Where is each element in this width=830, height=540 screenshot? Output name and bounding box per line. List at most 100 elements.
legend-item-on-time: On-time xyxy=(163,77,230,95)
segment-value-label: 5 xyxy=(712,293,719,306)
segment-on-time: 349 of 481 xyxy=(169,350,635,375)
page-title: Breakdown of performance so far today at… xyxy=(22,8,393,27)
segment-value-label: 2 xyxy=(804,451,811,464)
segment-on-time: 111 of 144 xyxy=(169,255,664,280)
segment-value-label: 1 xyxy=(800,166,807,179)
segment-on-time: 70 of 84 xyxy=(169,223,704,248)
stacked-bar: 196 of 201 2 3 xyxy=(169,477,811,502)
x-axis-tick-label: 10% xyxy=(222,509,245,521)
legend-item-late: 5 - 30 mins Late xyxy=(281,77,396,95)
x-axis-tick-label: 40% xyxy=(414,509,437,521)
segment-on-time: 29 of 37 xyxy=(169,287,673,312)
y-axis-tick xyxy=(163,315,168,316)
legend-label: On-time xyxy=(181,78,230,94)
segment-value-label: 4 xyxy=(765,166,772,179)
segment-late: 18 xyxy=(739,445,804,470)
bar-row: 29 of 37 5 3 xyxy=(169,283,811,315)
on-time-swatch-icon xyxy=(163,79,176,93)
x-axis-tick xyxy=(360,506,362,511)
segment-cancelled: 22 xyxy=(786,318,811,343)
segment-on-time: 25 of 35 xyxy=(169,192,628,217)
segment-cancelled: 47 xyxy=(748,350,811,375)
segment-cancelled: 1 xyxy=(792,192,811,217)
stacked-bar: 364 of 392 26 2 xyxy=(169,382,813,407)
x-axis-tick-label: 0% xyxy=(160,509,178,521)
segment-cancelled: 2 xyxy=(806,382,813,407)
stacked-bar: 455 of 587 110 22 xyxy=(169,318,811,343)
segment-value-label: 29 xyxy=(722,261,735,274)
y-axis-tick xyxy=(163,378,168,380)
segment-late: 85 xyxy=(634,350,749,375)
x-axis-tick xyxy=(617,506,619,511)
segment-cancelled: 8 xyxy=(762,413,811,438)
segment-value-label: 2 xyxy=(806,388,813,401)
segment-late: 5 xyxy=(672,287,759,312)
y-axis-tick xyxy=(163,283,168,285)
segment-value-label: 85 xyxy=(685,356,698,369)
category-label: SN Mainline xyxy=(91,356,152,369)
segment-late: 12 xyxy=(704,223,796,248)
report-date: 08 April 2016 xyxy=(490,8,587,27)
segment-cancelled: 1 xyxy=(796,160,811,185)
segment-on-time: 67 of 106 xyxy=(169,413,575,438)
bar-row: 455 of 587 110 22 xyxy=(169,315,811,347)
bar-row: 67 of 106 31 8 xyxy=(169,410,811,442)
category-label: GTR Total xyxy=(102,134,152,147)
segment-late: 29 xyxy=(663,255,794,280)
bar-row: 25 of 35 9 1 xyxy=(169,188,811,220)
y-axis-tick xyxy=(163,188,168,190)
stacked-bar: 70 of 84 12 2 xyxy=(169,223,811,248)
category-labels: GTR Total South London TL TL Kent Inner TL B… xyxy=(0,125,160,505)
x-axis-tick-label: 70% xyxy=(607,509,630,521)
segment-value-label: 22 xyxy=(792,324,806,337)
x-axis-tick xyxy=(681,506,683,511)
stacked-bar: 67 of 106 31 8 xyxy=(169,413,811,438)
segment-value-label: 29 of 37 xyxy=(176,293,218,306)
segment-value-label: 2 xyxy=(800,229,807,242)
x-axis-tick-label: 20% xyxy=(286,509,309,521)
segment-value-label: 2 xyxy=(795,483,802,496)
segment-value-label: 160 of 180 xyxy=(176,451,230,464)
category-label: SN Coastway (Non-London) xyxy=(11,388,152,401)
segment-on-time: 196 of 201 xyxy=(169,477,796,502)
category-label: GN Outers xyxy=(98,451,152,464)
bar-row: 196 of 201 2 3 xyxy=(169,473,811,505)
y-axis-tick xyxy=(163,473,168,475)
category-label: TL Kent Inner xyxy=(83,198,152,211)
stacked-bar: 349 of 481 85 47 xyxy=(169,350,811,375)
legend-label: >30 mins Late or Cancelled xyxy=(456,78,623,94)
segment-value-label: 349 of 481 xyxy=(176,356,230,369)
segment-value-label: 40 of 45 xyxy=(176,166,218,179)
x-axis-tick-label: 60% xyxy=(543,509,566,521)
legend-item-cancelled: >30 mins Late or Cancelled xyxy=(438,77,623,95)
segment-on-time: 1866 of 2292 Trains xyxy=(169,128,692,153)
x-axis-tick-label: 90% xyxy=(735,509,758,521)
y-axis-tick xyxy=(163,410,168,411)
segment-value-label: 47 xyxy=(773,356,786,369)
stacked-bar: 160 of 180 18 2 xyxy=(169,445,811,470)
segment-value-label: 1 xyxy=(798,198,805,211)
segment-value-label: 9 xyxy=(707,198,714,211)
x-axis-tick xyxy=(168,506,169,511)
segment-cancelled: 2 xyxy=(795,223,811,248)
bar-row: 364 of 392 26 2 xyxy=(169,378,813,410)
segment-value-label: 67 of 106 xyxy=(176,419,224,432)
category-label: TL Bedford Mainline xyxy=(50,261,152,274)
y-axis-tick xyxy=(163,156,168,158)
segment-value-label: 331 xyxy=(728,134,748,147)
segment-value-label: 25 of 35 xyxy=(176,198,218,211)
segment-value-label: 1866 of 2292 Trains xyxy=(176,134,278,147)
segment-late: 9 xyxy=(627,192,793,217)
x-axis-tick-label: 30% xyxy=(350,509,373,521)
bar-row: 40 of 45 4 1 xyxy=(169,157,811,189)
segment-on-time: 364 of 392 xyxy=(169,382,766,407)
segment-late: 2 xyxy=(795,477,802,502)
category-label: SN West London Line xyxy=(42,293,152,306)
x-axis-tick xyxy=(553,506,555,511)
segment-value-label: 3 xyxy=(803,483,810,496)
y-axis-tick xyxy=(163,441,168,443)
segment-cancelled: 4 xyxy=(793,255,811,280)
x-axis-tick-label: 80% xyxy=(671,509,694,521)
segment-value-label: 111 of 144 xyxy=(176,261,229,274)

#####

# [What you are asked to do]
Reproduce all the entries with "segment-late" switched to "segment-delayed" wherever it appears, leaving everything else unchanged.

# [Solved problem]
Where is each element in this width=830, height=540 screenshot? Output name and bounding box per line. List at most 100 elements.
legend-item-on-time: On-time xyxy=(163,77,230,95)
segment-value-label: 5 xyxy=(712,293,719,306)
segment-on-time: 349 of 481 xyxy=(169,350,635,375)
page-title: Breakdown of performance so far today at… xyxy=(22,8,393,27)
segment-value-label: 2 xyxy=(804,451,811,464)
segment-on-time: 111 of 144 xyxy=(169,255,664,280)
segment-value-label: 1 xyxy=(800,166,807,179)
segment-on-time: 70 of 84 xyxy=(169,223,704,248)
stacked-bar: 196 of 201 2 3 xyxy=(169,477,811,502)
x-axis-tick-label: 10% xyxy=(222,509,245,521)
legend-item-late: 5 - 30 mins Late xyxy=(281,77,396,95)
x-axis-tick-label: 40% xyxy=(414,509,437,521)
segment-on-time: 29 of 37 xyxy=(169,287,673,312)
y-axis-tick xyxy=(163,315,168,316)
legend-label: On-time xyxy=(181,78,230,94)
segment-value-label: 4 xyxy=(765,166,772,179)
segment-delayed: 18 xyxy=(739,445,804,470)
bar-row: 29 of 37 5 3 xyxy=(169,283,811,315)
on-time-swatch-icon xyxy=(163,79,176,93)
x-axis-tick xyxy=(360,506,362,511)
segment-cancelled: 22 xyxy=(786,318,811,343)
segment-on-time: 25 of 35 xyxy=(169,192,628,217)
segment-cancelled: 47 xyxy=(748,350,811,375)
segment-cancelled: 1 xyxy=(792,192,811,217)
stacked-bar: 364 of 392 26 2 xyxy=(169,382,813,407)
x-axis-tick-label: 0% xyxy=(160,509,178,521)
segment-cancelled: 2 xyxy=(806,382,813,407)
stacked-bar: 455 of 587 110 22 xyxy=(169,318,811,343)
segment-value-label: 29 xyxy=(722,261,735,274)
y-axis-tick xyxy=(163,378,168,380)
segment-delayed: 85 xyxy=(634,350,749,375)
x-axis-tick xyxy=(617,506,619,511)
segment-cancelled: 8 xyxy=(762,413,811,438)
segment-value-label: 2 xyxy=(806,388,813,401)
segment-delayed: 5 xyxy=(672,287,759,312)
y-axis-tick xyxy=(163,283,168,285)
segment-value-label: 85 xyxy=(685,356,698,369)
category-label: SN Mainline xyxy=(91,356,152,369)
segment-delayed: 12 xyxy=(704,223,796,248)
report-date: 08 April 2016 xyxy=(490,8,587,27)
segment-cancelled: 1 xyxy=(796,160,811,185)
segment-on-time: 67 of 106 xyxy=(169,413,575,438)
bar-row: 455 of 587 110 22 xyxy=(169,315,811,347)
bar-row: 67 of 106 31 8 xyxy=(169,410,811,442)
category-label: GTR Total xyxy=(102,134,152,147)
segment-delayed: 29 xyxy=(663,255,794,280)
bar-row: 25 of 35 9 1 xyxy=(169,188,811,220)
y-axis-tick xyxy=(163,188,168,190)
stacked-bar: 70 of 84 12 2 xyxy=(169,223,811,248)
category-labels: GTR Total South London TL TL Kent Inner TL B… xyxy=(0,125,160,505)
x-axis-tick-label: 70% xyxy=(607,509,630,521)
segment-value-label: 22 xyxy=(792,324,806,337)
x-axis-tick xyxy=(681,506,683,511)
stacked-bar: 67 of 106 31 8 xyxy=(169,413,811,438)
segment-value-label: 29 of 37 xyxy=(176,293,218,306)
segment-value-label: 2 xyxy=(800,229,807,242)
x-axis-tick-label: 20% xyxy=(286,509,309,521)
segment-value-label: 2 xyxy=(795,483,802,496)
segment-value-label: 160 of 180 xyxy=(176,451,230,464)
category-label: SN Coastway (Non-London) xyxy=(11,388,152,401)
segment-on-time: 196 of 201 xyxy=(169,477,796,502)
category-label: GN Outers xyxy=(98,451,152,464)
bar-row: 196 of 201 2 3 xyxy=(169,473,811,505)
y-axis-tick xyxy=(163,473,168,475)
category-label: TL Kent Inner xyxy=(83,198,152,211)
stacked-bar: 349 of 481 85 47 xyxy=(169,350,811,375)
legend-label: >30 mins Late or Cancelled xyxy=(456,78,623,94)
segment-value-label: 349 of 481 xyxy=(176,356,230,369)
segment-value-label: 40 of 45 xyxy=(176,166,218,179)
x-axis-tick-label: 60% xyxy=(543,509,566,521)
legend-item-cancelled: >30 mins Late or Cancelled xyxy=(438,77,623,95)
segment-on-time: 1866 of 2292 Trains xyxy=(169,128,692,153)
x-axis-tick-label: 90% xyxy=(735,509,758,521)
y-axis-tick xyxy=(163,410,168,411)
segment-value-label: 47 xyxy=(773,356,786,369)
stacked-bar: 160 of 180 18 2 xyxy=(169,445,811,470)
segment-value-label: 1 xyxy=(798,198,805,211)
segment-value-label: 9 xyxy=(707,198,714,211)
x-axis-tick xyxy=(168,506,169,511)
segment-cancelled: 2 xyxy=(795,223,811,248)
bar-row: 364 of 392 26 2 xyxy=(169,378,813,410)
segment-value-label: 67 of 106 xyxy=(176,419,224,432)
category-label: TL Bedford Mainline xyxy=(50,261,152,274)
y-axis-tick xyxy=(163,156,168,158)
segment-value-label: 331 xyxy=(728,134,748,147)
segment-value-label: 25 of 35 xyxy=(176,198,218,211)
segment-value-label: 1866 of 2292 Trains xyxy=(176,134,278,147)
segment-delayed: 9 xyxy=(627,192,793,217)
x-axis-tick-label: 30% xyxy=(350,509,373,521)
bar-row: 40 of 45 4 1 xyxy=(169,157,811,189)
segment-on-time: 364 of 392 xyxy=(169,382,766,407)
segment-delayed: 2 xyxy=(795,477,802,502)
category-label: SN West London Line xyxy=(42,293,152,306)
x-axis-tick xyxy=(553,506,555,511)
segment-value-label: 3 xyxy=(803,483,810,496)
y-axis-tick xyxy=(163,441,168,443)
segment-cancelled: 4 xyxy=(793,255,811,280)
x-axis-tick-label: 80% xyxy=(671,509,694,521)
segment-value-label: 111 of 144 xyxy=(176,261,229,274)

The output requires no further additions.